Recorded data:
+ + + +

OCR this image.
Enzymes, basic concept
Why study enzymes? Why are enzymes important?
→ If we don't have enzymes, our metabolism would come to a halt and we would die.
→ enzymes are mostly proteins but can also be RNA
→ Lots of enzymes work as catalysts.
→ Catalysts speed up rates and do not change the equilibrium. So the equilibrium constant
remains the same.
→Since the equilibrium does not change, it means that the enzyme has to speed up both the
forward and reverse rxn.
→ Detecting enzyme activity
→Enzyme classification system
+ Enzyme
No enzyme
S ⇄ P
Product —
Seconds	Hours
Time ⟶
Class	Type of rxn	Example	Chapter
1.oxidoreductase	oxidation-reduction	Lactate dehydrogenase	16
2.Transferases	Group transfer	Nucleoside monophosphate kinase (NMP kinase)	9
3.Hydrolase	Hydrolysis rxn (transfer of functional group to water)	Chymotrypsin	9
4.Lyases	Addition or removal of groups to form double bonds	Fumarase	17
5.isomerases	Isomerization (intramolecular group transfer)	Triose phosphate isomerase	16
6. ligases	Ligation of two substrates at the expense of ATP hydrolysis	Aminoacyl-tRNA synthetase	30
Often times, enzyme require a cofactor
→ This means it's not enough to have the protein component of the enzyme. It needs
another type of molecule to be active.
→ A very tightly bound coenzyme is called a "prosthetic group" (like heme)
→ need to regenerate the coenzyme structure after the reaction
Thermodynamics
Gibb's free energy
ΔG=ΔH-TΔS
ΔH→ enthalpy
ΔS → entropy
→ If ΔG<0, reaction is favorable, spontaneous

+ + + +

- _To do_: Your answer should be the lines of the records that include the word "speed".

- _Answer to this task_:
→ Catalysts speed up rates and do not change the equilibrium. So the equilibrium constant
→Since the equilibrium does not change, it means that the enzyme has to speed up both the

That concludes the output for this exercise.